WHAT THIS TASK INVOLVES
Determine how many lines carry the word "Windows". Output that number only.

:: DATA TO PROCESS

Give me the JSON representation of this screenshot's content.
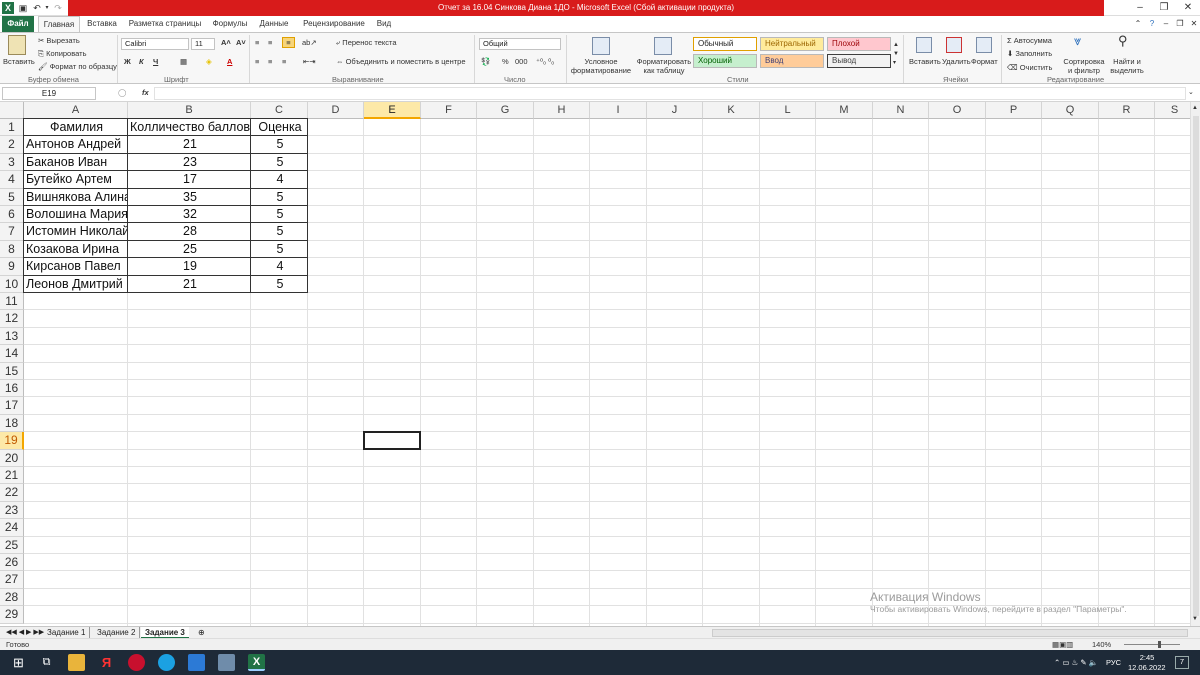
{
  "window": {
    "title": "Отчет за 16.04 Синкова Диана 1ДО  -  Microsoft Excel (Сбой активации продукта)"
  },
  "tabs": [
    "Файл",
    "Главная",
    "Вставка",
    "Разметка страницы",
    "Формулы",
    "Данные",
    "Рецензирование",
    "Вид"
  ],
  "ribbon": {
    "clipboard": {
      "paste": "Вставить",
      "cut": "Вырезать",
      "copy": "Копировать",
      "format_painter": "Формат по образцу",
      "group": "Буфер обмена"
    },
    "font": {
      "name": "Calibri",
      "size": "11",
      "bold": "Ж",
      "italic": "К",
      "underline": "Ч",
      "group": "Шрифт"
    },
    "alignment": {
      "wrap": "Перенос текста",
      "merge": "Объединить и поместить в центре",
      "group": "Выравнивание"
    },
    "number": {
      "format": "Общий",
      "percent": "%",
      "thousands": "000",
      "group": "Число"
    },
    "styles": {
      "conditional": "Условное форматирование",
      "as_table": "Форматировать как таблицу",
      "normal": "Обычный",
      "neutral": "Нейтральный",
      "bad": "Плохой",
      "good": "Хороший",
      "input": "Ввод",
      "output": "Вывод",
      "group": "Стили"
    },
    "cells": {
      "insert": "Вставить",
      "delete": "Удалить",
      "format": "Формат",
      "group": "Ячейки"
    },
    "editing": {
      "autosum": "Автосумма",
      "fill": "Заполнить",
      "clear": "Очистить",
      "sort": "Сортировка и фильтр",
      "find": "Найти и выделить",
      "group": "Редактирование"
    }
  },
  "formula_bar": {
    "name_box": "E19",
    "fx": "fx",
    "value": ""
  },
  "columns": [
    "A",
    "B",
    "C",
    "D",
    "E",
    "F",
    "G",
    "H",
    "I",
    "J",
    "K",
    "L",
    "M",
    "N",
    "O",
    "P",
    "Q",
    "R",
    "S"
  ],
  "rows": [
    "1",
    "2",
    "3",
    "4",
    "5",
    "6",
    "7",
    "8",
    "9",
    "10",
    "11",
    "12",
    "13",
    "14",
    "15",
    "16",
    "17",
    "18",
    "19",
    "20",
    "21",
    "22",
    "23",
    "24",
    "25",
    "26",
    "27",
    "28",
    "29"
  ],
  "table": {
    "headers": [
      "Фамилия",
      "Колличество баллов",
      "Оценка"
    ],
    "data": [
      [
        "Антонов Андрей",
        "21",
        "5"
      ],
      [
        "Баканов Иван",
        "23",
        "5"
      ],
      [
        "Бутейко Артем",
        "17",
        "4"
      ],
      [
        "Вишнякова Алина",
        "35",
        "5"
      ],
      [
        "Волошина Мария",
        "32",
        "5"
      ],
      [
        "Истомин Николай",
        "28",
        "5"
      ],
      [
        "Козакова Ирина",
        "25",
        "5"
      ],
      [
        "Кирсанов Павел",
        "19",
        "4"
      ],
      [
        "Леонов Дмитрий",
        "21",
        "5"
      ]
    ]
  },
  "sheets": [
    "Задание 1",
    "Задание 2",
    "Задание 3"
  ],
  "active_sheet": "Задание 3",
  "status": {
    "ready": "Готово",
    "zoom": "140%"
  },
  "watermark": {
    "title": "Активация Windows",
    "subtitle": "Чтобы активировать Windows, перейдите в раздел \"Параметры\"."
  },
  "taskbar": {
    "lang": "РУС",
    "time": "2:45",
    "date": "12.06.2022",
    "notif": "7"
  },
  "colors": {
    "excel_green": "#217346",
    "title_red": "#d81b1b",
    "selection": "#f3a600"
  }
}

::::

COMPLETED TASK
2